# Task requirements
Where a line in the listing contains the string "February", copy that line out.

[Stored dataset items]
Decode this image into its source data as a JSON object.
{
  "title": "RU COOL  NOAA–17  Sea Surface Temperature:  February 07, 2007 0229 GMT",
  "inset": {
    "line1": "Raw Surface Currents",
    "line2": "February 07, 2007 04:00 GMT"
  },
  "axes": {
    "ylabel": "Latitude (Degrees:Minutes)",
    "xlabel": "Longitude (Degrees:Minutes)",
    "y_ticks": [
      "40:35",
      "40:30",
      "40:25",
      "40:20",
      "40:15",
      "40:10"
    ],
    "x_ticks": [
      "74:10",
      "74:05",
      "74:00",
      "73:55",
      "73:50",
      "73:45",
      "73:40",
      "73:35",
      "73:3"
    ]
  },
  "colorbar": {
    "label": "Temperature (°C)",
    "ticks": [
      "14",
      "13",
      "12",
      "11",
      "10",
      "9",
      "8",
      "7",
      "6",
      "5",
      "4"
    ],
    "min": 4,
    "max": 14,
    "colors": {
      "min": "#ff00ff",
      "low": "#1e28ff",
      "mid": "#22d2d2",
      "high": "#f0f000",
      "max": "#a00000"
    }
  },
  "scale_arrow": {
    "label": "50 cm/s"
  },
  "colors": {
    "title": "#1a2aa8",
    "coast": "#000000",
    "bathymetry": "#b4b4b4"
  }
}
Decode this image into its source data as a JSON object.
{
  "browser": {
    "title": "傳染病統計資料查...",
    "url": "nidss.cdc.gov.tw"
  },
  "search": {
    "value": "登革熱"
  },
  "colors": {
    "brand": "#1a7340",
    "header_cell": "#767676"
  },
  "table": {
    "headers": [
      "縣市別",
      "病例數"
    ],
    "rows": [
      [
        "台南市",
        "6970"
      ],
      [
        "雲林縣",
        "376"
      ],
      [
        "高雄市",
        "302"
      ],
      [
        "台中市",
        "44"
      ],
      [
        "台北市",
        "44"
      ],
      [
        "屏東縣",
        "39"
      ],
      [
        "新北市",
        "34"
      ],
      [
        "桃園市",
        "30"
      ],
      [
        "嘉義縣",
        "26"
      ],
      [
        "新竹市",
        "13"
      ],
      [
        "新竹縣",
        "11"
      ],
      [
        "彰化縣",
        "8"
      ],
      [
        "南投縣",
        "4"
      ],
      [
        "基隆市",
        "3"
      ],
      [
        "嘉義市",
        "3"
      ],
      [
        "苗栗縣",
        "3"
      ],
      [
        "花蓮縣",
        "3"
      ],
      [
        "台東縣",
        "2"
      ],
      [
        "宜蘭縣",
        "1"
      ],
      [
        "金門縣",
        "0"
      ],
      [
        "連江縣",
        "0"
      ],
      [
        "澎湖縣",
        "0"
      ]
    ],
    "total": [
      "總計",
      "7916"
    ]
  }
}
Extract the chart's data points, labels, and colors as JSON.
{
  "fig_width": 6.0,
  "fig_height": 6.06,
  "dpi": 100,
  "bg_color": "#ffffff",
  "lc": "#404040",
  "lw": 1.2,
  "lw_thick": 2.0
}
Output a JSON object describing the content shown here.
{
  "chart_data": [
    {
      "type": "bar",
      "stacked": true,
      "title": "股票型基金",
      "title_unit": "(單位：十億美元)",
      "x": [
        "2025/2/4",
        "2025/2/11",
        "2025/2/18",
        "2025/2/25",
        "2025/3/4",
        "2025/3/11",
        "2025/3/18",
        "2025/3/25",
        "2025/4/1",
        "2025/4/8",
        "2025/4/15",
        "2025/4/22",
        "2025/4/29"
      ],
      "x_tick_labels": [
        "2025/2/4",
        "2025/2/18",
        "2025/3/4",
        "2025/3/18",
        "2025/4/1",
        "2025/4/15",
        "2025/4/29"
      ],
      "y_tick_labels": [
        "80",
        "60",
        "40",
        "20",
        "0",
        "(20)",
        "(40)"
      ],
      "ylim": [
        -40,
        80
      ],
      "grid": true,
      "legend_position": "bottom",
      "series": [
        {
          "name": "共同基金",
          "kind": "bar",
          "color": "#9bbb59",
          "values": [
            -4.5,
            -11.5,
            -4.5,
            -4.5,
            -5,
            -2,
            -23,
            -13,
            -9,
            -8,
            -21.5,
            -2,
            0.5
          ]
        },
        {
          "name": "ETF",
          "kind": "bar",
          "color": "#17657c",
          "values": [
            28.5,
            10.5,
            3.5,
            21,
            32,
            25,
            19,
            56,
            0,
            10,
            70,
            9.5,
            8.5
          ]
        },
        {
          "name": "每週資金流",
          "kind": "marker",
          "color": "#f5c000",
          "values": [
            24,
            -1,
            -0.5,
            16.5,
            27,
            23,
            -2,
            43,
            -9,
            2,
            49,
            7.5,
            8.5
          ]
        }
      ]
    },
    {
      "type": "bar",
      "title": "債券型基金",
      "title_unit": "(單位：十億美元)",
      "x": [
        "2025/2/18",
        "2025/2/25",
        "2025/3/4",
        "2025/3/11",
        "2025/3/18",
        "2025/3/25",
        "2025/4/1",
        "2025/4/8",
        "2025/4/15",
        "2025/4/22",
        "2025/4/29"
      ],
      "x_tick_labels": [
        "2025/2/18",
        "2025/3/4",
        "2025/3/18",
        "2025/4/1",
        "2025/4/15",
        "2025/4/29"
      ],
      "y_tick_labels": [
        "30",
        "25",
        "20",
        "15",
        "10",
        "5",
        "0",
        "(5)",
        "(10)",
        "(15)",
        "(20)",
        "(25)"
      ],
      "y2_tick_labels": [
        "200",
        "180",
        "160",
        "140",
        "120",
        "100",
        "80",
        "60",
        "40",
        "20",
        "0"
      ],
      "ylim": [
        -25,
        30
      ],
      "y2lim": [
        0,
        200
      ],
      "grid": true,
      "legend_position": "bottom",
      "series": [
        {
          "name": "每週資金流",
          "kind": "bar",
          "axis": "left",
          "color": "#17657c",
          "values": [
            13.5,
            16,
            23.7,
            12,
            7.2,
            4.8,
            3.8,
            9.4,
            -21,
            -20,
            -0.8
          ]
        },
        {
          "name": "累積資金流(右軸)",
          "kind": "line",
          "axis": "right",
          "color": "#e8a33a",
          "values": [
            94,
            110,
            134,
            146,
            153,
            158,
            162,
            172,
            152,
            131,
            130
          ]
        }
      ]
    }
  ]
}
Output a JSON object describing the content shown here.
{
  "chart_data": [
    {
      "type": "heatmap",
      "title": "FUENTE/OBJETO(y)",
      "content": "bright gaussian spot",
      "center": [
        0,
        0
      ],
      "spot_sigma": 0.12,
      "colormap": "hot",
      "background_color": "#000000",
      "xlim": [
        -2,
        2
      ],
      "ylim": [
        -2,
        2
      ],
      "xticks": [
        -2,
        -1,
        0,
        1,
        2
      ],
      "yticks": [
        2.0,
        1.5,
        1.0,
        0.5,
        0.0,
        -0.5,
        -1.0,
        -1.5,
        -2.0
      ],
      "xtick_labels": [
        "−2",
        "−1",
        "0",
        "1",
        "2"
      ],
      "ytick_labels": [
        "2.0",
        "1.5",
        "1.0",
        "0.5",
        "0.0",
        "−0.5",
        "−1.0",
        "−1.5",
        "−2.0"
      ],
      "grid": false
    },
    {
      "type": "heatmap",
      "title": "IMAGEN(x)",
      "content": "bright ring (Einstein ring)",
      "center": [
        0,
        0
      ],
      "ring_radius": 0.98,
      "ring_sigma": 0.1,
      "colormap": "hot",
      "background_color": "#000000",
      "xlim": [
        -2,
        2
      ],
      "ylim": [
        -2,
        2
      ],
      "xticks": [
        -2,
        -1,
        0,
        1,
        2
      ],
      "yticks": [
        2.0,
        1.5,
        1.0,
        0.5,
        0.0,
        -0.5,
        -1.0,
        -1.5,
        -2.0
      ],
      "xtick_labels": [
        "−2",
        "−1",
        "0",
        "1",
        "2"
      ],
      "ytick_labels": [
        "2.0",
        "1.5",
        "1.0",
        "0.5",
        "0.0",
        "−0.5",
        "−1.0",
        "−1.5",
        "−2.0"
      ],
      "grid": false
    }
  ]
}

# The response
  "title": "RU COOL  NOAA–17  Sea Surface Temperature:  February 07, 2007 0229 GMT",
    "line2": "February 07, 2007 04:00 GMT"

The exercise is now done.